**DATA FOR THE TASK**
>>>
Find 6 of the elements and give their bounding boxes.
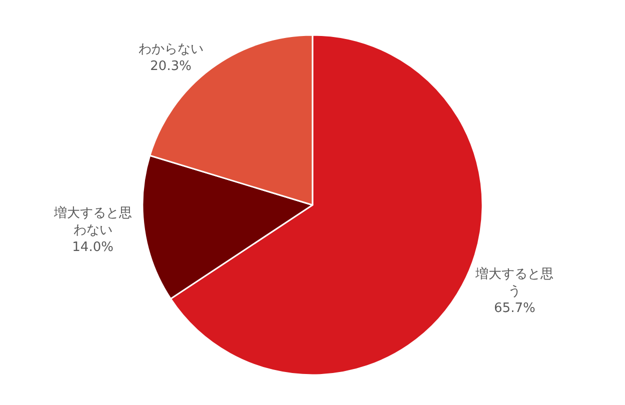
slice-label: 増大すると思わない	[52, 205, 132, 238]
data-label: 14.0%	[72, 240, 114, 255]
slice-label: 増大すると思う	[474, 266, 554, 300]
data-label: 20.3%	[150, 59, 192, 74]
slice-label: わからない	[138, 42, 204, 58]
data-label: 65.7%	[494, 300, 536, 316]
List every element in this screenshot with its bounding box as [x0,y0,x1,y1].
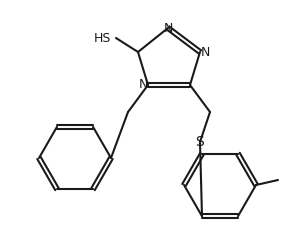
Text: N: N [200,46,210,59]
Text: HS: HS [93,31,111,45]
Text: S: S [196,135,205,149]
Text: N: N [138,79,148,92]
Text: N: N [163,21,173,34]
<<<
**YOUR TASK**
Rewrite the entries above with "bounding" changed to "enclosing" and nothing else altered, leaving out the pictures.

**EXPECTED ANSWER**
Find 6 of the elements and give their enclosing boxes.
slice-label: 増大すると思わない	[52, 205, 132, 238]
data-label: 14.0%	[72, 240, 114, 255]
slice-label: 増大すると思う	[474, 266, 554, 300]
data-label: 20.3%	[150, 59, 192, 74]
slice-label: わからない	[138, 42, 204, 58]
data-label: 65.7%	[494, 300, 536, 316]
List every element in this screenshot with its enclosing box as [x0,y0,x1,y1].
Text: N: N [200,46,210,59]
Text: HS: HS [93,31,111,45]
Text: S: S [196,135,205,149]
Text: N: N [138,79,148,92]
Text: N: N [163,21,173,34]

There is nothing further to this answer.